(Beginning of Text passage)

This is a joint post with Charles Kenny.
This is a joint post with Charles Kenny.
This week, eight polio vaccination workers in Sindh and Peshawar have been killed in Pakistan during a three day anti-polio drive (see here). Last week in Afghanistan, two polio vaccinators were also killed. Suspicions of CIA involvement in the campaign have been identified as causes of the attacks. “Our teams are getting attacked, and we are having a hard time hiring health workers because they are worried about being called a spy,” said the Head of Medicine in Khyber Pakhtunkhwa province earlier this summer.
Using childhood vaccination as a tool of terror brings our collective humanity to a new low. This year in Pakistan, the Global Polio Eradication Initiative estimates that 56 children have been affected and some paralyzed by this totally preventable disease. In effect, the Taliban is using Pakistan’s own children as a weapon against the United States.
How should the US respond, if at all?

(End of Text passage)
(Beginning of Material shown)

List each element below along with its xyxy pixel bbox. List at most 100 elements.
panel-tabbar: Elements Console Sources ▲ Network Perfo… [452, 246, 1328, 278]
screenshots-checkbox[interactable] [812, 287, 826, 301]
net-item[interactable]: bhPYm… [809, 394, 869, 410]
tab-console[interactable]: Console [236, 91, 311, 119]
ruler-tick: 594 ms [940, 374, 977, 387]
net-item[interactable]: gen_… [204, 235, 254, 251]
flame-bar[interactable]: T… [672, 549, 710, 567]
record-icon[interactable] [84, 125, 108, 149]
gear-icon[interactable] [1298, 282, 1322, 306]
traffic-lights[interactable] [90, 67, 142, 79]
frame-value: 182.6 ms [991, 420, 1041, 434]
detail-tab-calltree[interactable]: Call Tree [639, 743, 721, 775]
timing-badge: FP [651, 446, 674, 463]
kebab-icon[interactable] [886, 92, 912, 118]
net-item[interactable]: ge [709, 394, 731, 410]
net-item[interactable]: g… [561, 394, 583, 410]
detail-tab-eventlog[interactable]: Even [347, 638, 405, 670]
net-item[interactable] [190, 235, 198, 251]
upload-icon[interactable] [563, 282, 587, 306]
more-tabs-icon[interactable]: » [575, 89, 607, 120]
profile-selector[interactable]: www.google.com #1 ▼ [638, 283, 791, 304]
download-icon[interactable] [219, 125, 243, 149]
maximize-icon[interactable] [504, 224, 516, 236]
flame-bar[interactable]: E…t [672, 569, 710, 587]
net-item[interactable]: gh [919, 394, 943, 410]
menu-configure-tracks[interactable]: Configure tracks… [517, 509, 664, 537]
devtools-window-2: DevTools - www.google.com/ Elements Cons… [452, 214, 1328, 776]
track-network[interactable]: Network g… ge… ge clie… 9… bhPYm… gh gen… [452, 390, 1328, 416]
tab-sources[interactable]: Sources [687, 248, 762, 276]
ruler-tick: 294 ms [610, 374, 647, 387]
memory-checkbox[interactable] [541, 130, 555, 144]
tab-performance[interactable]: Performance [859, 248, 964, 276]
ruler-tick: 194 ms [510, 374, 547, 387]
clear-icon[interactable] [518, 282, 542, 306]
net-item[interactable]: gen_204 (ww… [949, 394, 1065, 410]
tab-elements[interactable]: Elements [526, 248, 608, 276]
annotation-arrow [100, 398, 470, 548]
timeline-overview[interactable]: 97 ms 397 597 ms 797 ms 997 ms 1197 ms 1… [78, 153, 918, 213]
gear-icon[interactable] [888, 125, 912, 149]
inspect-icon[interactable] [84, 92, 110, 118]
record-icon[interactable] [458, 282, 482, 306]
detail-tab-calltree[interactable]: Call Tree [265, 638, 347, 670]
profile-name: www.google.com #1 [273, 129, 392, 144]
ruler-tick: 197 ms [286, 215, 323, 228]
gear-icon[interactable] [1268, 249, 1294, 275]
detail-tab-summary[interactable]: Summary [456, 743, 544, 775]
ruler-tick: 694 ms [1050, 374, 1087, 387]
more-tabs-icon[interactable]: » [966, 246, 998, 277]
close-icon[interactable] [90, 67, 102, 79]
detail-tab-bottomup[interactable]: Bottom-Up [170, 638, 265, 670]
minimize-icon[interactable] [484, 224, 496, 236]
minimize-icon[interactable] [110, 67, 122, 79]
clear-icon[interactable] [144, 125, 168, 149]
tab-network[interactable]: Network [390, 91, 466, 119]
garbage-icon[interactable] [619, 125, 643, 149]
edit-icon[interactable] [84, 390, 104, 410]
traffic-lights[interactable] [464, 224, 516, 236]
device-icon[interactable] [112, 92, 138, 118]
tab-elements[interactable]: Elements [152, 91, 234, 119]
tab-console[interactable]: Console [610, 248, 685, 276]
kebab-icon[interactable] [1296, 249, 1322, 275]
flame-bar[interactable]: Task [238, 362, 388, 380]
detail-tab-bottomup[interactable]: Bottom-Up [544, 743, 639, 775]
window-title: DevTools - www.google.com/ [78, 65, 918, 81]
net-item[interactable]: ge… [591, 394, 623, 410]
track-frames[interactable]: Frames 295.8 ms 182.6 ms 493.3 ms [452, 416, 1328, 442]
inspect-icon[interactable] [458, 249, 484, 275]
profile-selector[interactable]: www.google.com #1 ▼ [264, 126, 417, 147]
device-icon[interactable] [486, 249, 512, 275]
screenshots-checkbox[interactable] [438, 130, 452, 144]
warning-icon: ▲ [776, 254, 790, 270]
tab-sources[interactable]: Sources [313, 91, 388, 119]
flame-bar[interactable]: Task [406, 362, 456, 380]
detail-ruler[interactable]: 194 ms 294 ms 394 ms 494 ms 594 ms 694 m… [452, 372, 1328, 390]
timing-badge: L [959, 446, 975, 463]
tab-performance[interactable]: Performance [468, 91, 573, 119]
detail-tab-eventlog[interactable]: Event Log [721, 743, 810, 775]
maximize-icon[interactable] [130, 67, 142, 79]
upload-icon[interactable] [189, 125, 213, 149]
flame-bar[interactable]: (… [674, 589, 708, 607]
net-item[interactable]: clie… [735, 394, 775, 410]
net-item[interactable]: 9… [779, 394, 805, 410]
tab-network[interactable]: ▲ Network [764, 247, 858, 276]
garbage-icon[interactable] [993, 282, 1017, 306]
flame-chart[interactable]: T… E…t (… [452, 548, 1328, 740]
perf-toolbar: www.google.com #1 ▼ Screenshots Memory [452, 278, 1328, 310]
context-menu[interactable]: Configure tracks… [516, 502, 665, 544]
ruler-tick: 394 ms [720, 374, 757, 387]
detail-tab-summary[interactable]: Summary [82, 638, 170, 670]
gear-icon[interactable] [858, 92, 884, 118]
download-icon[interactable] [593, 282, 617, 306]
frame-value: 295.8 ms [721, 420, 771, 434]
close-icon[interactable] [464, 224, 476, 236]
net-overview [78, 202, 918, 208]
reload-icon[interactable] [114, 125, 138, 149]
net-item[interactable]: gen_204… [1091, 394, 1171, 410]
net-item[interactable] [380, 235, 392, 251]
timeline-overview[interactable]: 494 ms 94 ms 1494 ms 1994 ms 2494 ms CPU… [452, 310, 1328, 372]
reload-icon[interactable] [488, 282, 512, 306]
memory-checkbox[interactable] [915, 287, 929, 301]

(End of Material shown)

■ **Problems to solve**
#1 Answer these questions about the post on attacks against polio vaccinators, using only what it states:
(a) How many polio vaccination workers were killed in Pakistan this week, and where?
(b) How many polio vaccinators were killed in Afghanistan last week?
(c) How many children in Pakistan does the Global Polio Eradication Initiative estimate have been affected this year?
#2 Resume the post on attacks against polio vaccinators, starting right after its final sentence.

■ **Answers per task**
#1
(a) Eight, in Sindh and Peshawar.
(b) Two.
(c) 56.

#2
This situation unfortunately follows allegations that US security agencies used a Hepatitis B vaccination campaign as a vehicle for intelligence gathering (see here). And it is clear that such allegations have had a chilling effect on vaccination programs—for example in Nigeria (see here)–even when completely baseless.
Given that, it is in our own interest to make crystal clear that the US supports global public health programs to improve global health alone and that US-backed public health interventions will not be used to gather intelligence. While far from a panacea, it might help persuade a few more parents to get their kids vaccinated, or a few more local leaders to back down from a boycott. In the battle against global communicable diseases like polio and measles, every little bit helps.